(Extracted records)
——————
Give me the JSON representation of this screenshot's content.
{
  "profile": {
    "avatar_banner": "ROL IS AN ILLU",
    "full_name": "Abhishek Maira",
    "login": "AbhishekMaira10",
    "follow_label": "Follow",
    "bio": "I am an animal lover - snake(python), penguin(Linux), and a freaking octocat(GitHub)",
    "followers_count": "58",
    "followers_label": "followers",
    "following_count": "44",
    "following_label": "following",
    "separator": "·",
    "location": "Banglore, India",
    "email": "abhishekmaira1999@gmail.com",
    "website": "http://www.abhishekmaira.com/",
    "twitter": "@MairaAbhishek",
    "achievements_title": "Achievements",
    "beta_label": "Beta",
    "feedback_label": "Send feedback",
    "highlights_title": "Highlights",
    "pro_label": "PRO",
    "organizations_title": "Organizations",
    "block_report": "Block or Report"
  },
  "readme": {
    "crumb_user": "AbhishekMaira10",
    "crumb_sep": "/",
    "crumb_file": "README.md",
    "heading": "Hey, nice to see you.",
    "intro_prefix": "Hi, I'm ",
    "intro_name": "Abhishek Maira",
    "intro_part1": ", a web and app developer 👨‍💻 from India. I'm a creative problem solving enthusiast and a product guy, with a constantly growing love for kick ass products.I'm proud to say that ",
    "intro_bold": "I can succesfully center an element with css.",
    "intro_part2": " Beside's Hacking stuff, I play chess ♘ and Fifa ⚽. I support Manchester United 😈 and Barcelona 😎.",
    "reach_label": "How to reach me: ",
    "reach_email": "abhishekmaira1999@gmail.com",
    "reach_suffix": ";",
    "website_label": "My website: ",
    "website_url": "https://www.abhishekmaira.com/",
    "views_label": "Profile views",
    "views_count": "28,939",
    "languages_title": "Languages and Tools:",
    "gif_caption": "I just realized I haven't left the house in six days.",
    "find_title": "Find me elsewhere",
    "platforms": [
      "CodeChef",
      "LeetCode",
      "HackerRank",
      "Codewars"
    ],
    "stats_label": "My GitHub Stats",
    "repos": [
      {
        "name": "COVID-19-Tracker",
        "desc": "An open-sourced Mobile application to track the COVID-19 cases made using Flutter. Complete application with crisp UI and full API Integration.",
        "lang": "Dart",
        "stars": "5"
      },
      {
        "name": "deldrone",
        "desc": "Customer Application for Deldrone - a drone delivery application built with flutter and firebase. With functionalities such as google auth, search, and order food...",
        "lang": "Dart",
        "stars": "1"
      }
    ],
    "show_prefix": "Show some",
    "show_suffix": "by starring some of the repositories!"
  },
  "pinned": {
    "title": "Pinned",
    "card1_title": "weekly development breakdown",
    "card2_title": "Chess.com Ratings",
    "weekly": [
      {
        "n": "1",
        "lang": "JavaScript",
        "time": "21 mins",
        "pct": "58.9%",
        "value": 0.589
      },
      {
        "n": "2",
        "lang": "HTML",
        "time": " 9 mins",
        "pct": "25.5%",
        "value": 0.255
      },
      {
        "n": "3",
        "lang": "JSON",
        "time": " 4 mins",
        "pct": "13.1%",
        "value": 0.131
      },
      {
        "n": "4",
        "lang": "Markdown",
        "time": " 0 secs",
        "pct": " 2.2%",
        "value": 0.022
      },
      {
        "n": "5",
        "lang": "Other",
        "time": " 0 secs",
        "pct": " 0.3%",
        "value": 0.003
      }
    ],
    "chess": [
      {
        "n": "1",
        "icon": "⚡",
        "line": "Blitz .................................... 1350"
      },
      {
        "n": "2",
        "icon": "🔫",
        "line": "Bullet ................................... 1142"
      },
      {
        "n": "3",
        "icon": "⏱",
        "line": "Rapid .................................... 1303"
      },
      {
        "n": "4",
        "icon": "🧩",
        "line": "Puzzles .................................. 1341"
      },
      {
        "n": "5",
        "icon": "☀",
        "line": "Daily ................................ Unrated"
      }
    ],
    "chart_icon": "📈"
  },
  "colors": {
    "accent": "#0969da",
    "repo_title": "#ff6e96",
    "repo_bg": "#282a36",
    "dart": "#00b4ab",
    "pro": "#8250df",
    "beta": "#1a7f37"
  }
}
——————
*WHAT IS EXPECTED*.
Copy out every entry again, exactly as it was given.

*ANSWER*.
Give me the JSON representation of this screenshot's content.
{
  "profile": {
    "avatar_banner": "ROL IS AN ILLU",
    "full_name": "Abhishek Maira",
    "login": "AbhishekMaira10",
    "follow_label": "Follow",
    "bio": "I am an animal lover - snake(python), penguin(Linux), and a freaking octocat(GitHub)",
    "followers_count": "58",
    "followers_label": "followers",
    "following_count": "44",
    "following_label": "following",
    "separator": "·",
    "location": "Banglore, India",
    "email": "abhishekmaira1999@gmail.com",
    "website": "http://www.abhishekmaira.com/",
    "twitter": "@MairaAbhishek",
    "achievements_title": "Achievements",
    "beta_label": "Beta",
    "feedback_label": "Send feedback",
    "highlights_title": "Highlights",
    "pro_label": "PRO",
    "organizations_title": "Organizations",
    "block_report": "Block or Report"
  },
  "readme": {
    "crumb_user": "AbhishekMaira10",
    "crumb_sep": "/",
    "crumb_file": "README.md",
    "heading": "Hey, nice to see you.",
    "intro_prefix": "Hi, I'm ",
    "intro_name": "Abhishek Maira",
    "intro_part1": ", a web and app developer 👨‍💻 from India. I'm a creative problem solving enthusiast and a product guy, with a constantly growing love for kick ass products.I'm proud to say that ",
    "intro_bold": "I can succesfully center an element with css.",
    "intro_part2": " Beside's Hacking stuff, I play chess ♘ and Fifa ⚽. I support Manchester United 😈 and Barcelona 😎.",
    "reach_label": "How to reach me: ",
    "reach_email": "abhishekmaira1999@gmail.com",
    "reach_suffix": ";",
    "website_label": "My website: ",
    "website_url": "https://www.abhishekmaira.com/",
    "views_label": "Profile views",
    "views_count": "28,939",
    "languages_title": "Languages and Tools:",
    "gif_caption": "I just realized I haven't left the house in six days.",
    "find_title": "Find me elsewhere",
    "platforms": [
      "CodeChef",
      "LeetCode",
      "HackerRank",
      "Codewars"
    ],
    "stats_label": "My GitHub Stats",
    "repos": [
      {
        "name": "COVID-19-Tracker",
        "desc": "An open-sourced Mobile application to track the COVID-19 cases made using Flutter. Complete application with crisp UI and full API Integration.",
        "lang": "Dart",
        "stars": "5"
      },
      {
        "name": "deldrone",
        "desc": "Customer Application for Deldrone - a drone delivery application built with flutter and firebase. With functionalities such as google auth, search, and order food...",
        "lang": "Dart",
        "stars": "1"
      }
    ],
    "show_prefix": "Show some",
    "show_suffix": "by starring some of the repositories!"
  },
  "pinned": {
    "title": "Pinned",
    "card1_title": "weekly development breakdown",
    "card2_title": "Chess.com Ratings",
    "weekly": [
      {
        "n": "1",
        "lang": "JavaScript",
        "time": "21 mins",
        "pct": "58.9%",
        "value": 0.589
      },
      {
        "n": "2",
        "lang": "HTML",
        "time": " 9 mins",
        "pct": "25.5%",
        "value": 0.255
      },
      {
        "n": "3",
        "lang": "JSON",
        "time": " 4 mins",
        "pct": "13.1%",
        "value": 0.131
      },
      {
        "n": "4",
        "lang": "Markdown",
        "time": " 0 secs",
        "pct": " 2.2%",
        "value": 0.022
      },
      {
        "n": "5",
        "lang": "Other",
        "time": " 0 secs",
        "pct": " 0.3%",
        "value": 0.003
      }
    ],
    "chess": [
      {
        "n": "1",
        "icon": "⚡",
        "line": "Blitz .................................... 1350"
      },
      {
        "n": "2",
        "icon": "🔫",
        "line": "Bullet ................................... 1142"
      },
      {
        "n": "3",
        "icon": "⏱",
        "line": "Rapid .................................... 1303"
      },
      {
        "n": "4",
        "icon": "🧩",
        "line": "Puzzles .................................. 1341"
      },
      {
        "n": "5",
        "icon": "☀",
        "line": "Daily ................................ Unrated"
      }
    ],
    "chart_icon": "📈"
  },
  "colors": {
    "accent": "#0969da",
    "repo_title": "#ff6e96",
    "repo_bg": "#282a36",
    "dart": "#00b4ab",
    "pro": "#8250df",
    "beta": "#1a7f37"
  }
}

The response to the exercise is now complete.